Excerpted data »
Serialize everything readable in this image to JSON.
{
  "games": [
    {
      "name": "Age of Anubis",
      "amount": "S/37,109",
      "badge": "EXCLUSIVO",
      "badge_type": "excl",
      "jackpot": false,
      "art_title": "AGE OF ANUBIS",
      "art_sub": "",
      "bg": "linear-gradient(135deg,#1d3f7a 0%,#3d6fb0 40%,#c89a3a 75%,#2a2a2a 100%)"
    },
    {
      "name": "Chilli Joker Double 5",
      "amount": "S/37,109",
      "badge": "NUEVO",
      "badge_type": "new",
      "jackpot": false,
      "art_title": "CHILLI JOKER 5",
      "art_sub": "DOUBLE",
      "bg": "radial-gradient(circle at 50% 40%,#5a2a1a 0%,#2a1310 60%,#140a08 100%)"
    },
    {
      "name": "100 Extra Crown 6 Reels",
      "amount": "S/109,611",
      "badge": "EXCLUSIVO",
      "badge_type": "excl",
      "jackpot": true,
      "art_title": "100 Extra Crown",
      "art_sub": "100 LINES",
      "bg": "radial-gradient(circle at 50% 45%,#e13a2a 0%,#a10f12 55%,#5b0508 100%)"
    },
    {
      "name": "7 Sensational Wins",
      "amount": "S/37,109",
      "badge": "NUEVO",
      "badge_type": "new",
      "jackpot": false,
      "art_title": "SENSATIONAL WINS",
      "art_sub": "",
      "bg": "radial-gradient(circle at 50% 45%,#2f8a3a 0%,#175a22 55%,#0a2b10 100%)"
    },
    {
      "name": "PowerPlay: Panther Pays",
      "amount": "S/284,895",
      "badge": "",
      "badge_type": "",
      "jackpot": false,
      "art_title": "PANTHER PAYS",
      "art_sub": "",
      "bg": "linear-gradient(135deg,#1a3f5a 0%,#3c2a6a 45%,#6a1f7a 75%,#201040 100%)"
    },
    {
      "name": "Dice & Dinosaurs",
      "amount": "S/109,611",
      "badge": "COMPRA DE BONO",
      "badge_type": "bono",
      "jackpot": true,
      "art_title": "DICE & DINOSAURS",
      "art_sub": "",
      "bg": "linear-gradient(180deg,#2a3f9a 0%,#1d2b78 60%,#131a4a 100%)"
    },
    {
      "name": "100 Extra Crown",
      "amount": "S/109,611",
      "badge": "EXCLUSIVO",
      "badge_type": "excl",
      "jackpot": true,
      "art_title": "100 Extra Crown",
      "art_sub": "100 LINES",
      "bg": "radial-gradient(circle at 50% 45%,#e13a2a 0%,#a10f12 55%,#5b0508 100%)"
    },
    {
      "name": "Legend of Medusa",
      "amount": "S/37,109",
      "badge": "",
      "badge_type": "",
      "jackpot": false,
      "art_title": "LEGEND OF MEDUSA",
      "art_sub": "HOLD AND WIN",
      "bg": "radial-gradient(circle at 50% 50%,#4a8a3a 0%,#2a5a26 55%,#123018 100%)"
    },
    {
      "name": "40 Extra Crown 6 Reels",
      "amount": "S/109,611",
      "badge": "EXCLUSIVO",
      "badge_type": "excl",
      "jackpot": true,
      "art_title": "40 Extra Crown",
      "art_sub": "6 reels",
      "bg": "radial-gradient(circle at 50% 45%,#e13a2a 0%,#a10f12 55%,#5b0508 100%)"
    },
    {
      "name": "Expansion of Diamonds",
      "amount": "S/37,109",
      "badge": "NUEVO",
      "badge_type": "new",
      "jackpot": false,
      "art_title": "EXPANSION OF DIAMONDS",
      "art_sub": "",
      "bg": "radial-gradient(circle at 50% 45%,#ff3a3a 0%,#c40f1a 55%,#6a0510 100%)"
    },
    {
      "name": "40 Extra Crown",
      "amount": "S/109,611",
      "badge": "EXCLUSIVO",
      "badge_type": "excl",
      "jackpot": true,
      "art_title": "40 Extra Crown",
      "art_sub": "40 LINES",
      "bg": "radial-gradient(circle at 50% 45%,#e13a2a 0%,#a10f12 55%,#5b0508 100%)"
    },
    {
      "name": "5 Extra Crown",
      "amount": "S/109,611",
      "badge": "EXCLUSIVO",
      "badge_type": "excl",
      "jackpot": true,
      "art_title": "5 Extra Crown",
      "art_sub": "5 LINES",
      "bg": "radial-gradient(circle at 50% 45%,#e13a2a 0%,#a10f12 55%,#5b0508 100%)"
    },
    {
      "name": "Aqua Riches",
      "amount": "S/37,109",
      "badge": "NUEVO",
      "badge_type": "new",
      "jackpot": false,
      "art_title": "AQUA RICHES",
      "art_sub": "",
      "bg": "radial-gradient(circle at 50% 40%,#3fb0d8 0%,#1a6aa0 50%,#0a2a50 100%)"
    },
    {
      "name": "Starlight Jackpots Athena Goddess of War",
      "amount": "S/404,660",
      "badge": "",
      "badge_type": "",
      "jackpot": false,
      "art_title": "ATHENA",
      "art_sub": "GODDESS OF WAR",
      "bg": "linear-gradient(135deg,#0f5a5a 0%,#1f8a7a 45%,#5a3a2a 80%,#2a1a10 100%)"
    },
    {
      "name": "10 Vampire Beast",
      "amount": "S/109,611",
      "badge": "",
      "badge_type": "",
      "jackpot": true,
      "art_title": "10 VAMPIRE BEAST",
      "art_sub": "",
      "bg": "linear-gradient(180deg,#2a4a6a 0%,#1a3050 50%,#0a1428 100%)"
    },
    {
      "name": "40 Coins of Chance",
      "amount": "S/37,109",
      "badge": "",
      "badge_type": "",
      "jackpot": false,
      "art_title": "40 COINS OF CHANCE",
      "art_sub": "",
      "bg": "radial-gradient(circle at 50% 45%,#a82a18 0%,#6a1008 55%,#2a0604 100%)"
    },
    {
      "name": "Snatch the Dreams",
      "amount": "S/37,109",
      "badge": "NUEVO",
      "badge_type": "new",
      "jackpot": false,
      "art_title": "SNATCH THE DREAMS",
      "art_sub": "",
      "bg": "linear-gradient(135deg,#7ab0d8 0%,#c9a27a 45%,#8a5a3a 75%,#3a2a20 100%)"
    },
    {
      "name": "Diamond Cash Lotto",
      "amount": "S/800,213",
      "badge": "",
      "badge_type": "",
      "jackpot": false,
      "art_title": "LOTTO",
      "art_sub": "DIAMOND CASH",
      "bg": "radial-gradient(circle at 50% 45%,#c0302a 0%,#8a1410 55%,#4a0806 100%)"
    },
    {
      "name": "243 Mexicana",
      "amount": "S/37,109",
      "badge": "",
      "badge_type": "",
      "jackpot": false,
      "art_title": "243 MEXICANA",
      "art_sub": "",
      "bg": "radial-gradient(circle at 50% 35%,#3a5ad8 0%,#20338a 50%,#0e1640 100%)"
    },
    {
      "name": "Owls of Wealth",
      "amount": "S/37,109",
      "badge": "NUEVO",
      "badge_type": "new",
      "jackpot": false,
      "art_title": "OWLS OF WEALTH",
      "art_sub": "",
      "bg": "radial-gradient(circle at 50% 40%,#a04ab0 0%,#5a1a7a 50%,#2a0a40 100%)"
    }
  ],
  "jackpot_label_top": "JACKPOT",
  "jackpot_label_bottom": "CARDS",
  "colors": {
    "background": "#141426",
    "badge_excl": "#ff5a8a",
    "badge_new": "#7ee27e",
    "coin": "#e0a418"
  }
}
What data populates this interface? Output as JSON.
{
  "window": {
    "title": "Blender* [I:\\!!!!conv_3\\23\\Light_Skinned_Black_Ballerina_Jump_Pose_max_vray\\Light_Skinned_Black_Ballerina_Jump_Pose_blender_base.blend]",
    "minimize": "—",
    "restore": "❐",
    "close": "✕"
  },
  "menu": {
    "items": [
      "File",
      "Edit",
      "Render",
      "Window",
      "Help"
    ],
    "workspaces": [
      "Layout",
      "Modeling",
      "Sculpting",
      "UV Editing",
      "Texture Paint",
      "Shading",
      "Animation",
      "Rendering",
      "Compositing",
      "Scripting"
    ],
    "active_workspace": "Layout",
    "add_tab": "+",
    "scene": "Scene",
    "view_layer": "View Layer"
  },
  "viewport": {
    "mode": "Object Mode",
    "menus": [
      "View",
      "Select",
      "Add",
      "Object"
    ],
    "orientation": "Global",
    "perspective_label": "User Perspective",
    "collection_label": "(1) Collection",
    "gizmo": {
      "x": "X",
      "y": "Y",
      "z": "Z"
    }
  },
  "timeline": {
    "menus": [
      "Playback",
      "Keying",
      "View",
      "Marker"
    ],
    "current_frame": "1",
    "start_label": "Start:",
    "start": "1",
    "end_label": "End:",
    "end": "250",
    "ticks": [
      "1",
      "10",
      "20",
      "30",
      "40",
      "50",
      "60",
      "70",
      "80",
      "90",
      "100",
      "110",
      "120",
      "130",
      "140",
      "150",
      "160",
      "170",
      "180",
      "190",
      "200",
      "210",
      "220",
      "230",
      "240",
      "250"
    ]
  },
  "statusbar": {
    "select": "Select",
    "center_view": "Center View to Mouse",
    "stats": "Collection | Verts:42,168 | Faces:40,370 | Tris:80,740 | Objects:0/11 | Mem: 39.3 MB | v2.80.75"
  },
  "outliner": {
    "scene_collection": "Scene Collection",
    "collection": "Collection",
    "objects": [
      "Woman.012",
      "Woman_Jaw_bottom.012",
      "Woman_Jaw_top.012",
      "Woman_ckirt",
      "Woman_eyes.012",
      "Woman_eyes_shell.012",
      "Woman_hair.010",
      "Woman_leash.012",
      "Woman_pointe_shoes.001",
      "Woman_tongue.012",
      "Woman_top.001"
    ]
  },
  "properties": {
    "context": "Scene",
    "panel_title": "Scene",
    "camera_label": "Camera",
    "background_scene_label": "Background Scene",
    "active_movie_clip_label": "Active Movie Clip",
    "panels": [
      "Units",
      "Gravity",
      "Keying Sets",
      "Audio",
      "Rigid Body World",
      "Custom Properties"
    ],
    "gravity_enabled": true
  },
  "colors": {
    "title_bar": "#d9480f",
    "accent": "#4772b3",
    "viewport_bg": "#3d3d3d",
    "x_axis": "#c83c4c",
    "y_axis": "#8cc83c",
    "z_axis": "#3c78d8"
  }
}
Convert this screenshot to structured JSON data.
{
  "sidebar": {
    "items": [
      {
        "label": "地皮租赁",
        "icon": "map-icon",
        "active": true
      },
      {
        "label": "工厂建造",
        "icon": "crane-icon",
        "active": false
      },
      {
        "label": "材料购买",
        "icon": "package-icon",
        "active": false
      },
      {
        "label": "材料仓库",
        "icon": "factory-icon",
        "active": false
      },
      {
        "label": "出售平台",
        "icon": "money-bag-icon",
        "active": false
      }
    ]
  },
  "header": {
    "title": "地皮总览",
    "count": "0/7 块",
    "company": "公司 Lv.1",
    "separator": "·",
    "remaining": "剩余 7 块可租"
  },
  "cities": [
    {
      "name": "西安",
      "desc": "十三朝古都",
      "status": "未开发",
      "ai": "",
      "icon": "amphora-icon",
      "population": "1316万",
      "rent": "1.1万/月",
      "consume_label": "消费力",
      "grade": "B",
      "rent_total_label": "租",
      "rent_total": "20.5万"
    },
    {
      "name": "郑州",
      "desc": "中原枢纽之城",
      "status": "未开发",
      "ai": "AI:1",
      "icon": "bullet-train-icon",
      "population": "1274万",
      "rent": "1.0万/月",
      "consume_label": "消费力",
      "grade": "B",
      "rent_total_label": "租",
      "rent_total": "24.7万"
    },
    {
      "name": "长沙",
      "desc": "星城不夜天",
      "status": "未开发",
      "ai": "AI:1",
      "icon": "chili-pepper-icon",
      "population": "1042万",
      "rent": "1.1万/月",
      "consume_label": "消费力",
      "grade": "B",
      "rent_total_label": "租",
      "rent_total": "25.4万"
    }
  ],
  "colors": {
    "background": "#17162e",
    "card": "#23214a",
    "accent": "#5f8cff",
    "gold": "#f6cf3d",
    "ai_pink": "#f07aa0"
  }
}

Requirement » Going through the data above, count the lines where the string "icon" appears, and answer with only that number.

Result for this task » 8